▶ WHAT TO PRODUCE: Pull every line with the word "text" out of the entries below.

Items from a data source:

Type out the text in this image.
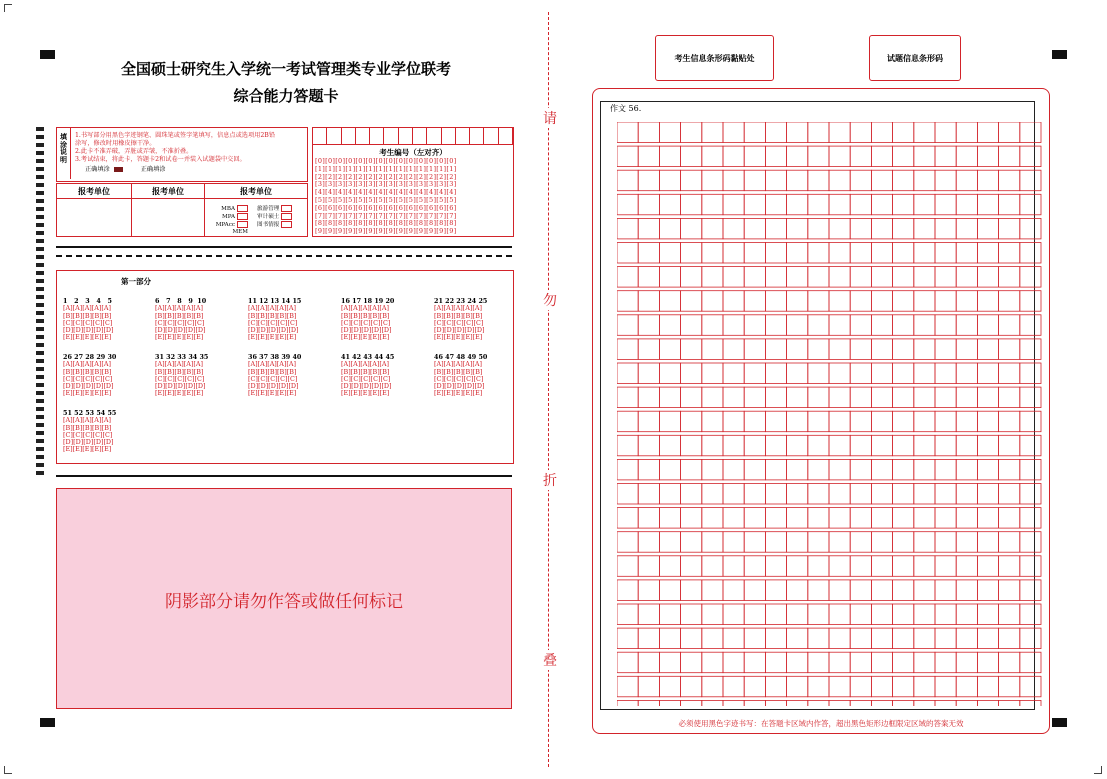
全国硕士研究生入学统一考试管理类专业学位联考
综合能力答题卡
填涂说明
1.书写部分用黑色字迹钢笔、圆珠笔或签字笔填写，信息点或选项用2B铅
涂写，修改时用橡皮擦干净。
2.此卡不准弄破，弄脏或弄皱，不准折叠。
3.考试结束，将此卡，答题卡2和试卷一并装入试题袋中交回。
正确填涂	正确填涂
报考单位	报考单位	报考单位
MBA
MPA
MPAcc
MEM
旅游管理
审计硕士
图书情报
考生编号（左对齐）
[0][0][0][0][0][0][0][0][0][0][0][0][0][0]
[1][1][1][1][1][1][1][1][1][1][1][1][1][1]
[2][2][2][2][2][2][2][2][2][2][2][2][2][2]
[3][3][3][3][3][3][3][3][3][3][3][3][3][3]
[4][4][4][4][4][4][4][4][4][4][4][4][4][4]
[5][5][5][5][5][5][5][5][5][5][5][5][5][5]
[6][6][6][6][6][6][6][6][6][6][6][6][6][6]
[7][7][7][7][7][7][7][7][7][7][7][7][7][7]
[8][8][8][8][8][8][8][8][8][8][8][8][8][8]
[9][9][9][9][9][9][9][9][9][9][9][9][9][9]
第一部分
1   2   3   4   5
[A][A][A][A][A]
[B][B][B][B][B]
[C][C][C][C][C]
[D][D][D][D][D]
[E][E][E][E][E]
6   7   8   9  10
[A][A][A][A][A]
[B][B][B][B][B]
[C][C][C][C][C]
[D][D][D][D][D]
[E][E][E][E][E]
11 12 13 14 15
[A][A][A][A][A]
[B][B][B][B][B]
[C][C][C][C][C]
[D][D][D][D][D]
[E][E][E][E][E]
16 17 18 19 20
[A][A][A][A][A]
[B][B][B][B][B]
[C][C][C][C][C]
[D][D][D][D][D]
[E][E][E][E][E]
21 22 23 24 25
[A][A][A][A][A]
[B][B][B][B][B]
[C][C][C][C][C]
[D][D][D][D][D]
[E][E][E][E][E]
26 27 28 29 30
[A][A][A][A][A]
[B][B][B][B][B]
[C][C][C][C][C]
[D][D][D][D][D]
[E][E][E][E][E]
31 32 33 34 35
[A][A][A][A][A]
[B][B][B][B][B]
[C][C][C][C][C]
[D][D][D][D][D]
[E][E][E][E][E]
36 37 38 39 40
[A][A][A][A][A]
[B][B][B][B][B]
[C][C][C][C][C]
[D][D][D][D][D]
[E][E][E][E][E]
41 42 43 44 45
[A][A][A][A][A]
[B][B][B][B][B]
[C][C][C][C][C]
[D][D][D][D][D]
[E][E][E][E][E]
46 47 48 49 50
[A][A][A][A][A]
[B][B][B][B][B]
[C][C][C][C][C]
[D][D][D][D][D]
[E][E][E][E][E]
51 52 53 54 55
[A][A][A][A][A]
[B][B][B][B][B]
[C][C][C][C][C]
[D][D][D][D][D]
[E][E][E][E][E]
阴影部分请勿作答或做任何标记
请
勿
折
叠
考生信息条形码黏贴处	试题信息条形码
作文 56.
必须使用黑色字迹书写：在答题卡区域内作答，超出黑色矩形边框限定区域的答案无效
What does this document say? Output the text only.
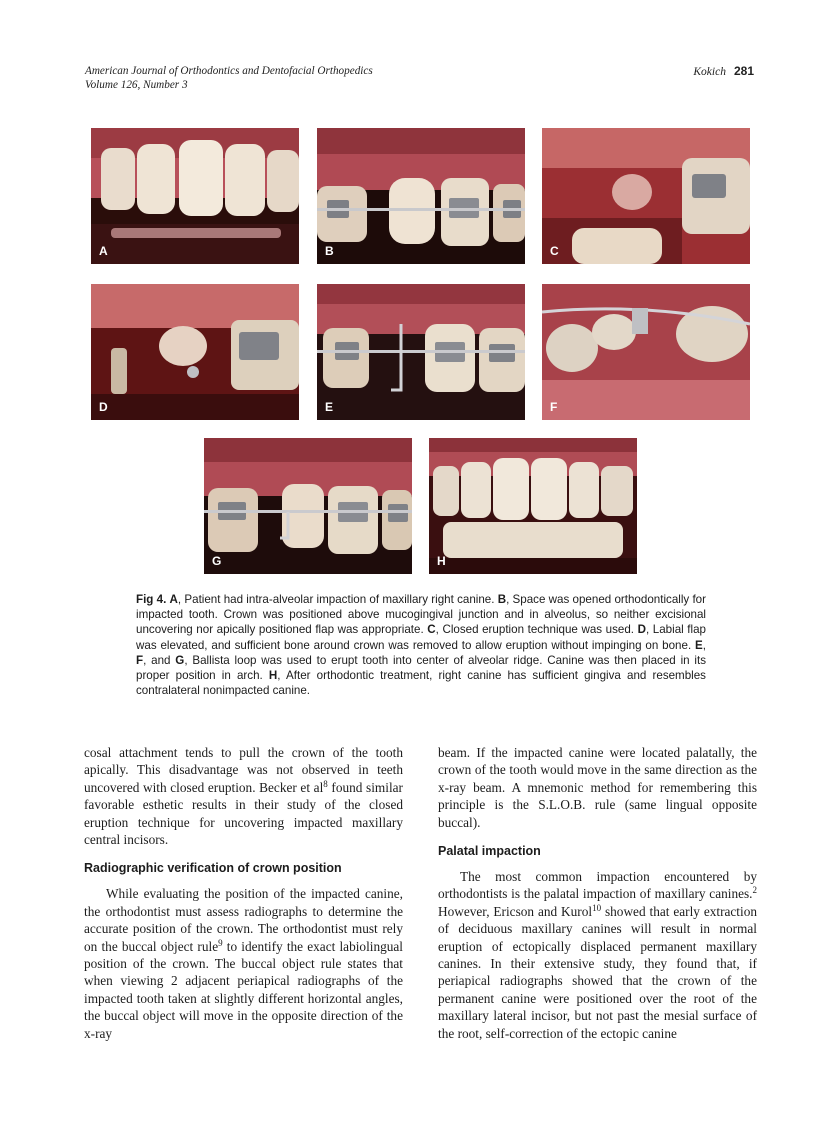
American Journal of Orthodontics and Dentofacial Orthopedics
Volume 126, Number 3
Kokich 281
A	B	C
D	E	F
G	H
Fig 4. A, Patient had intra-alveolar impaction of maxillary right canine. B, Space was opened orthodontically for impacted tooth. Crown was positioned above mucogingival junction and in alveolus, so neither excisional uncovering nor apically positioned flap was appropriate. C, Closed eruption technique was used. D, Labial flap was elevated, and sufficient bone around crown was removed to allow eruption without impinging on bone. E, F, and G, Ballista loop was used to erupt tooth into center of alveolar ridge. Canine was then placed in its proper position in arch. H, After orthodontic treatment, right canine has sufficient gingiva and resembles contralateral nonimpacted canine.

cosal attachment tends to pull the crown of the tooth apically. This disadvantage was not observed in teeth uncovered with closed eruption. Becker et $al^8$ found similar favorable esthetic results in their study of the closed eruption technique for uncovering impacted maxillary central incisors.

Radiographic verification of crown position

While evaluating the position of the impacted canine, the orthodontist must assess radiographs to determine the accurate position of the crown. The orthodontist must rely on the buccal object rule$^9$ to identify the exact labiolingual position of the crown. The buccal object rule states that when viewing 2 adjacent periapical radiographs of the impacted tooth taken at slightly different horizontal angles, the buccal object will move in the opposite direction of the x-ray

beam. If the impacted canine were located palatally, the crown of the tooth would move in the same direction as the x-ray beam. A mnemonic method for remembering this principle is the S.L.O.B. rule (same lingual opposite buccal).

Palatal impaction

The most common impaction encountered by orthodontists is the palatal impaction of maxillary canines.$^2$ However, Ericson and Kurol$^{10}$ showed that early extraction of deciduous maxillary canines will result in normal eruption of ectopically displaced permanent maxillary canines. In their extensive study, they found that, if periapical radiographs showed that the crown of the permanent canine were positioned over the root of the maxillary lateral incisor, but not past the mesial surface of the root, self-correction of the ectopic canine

* * *

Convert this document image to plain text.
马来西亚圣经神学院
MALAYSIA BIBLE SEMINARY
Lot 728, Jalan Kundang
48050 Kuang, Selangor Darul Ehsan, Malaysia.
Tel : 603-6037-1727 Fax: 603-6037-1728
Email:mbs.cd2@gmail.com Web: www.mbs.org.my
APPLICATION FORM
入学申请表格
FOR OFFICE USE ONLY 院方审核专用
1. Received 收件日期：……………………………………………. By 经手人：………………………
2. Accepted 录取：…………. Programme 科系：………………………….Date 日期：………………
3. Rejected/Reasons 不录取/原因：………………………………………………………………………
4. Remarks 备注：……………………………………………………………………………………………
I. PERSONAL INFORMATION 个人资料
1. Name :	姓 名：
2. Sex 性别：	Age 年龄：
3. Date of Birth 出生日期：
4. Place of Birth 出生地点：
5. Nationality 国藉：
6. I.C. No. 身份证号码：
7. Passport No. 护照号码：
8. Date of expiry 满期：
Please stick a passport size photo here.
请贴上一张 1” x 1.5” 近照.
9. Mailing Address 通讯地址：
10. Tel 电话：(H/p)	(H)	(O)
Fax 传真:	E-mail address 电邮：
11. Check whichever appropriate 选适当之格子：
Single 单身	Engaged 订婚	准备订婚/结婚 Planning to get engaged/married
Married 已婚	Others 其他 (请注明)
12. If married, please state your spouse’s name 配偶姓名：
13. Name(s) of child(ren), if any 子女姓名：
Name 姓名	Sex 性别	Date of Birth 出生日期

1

▶ OUTPUT:
Type out the text in this image.
What does this document say? Output the text only.
Convert this document image to plain text.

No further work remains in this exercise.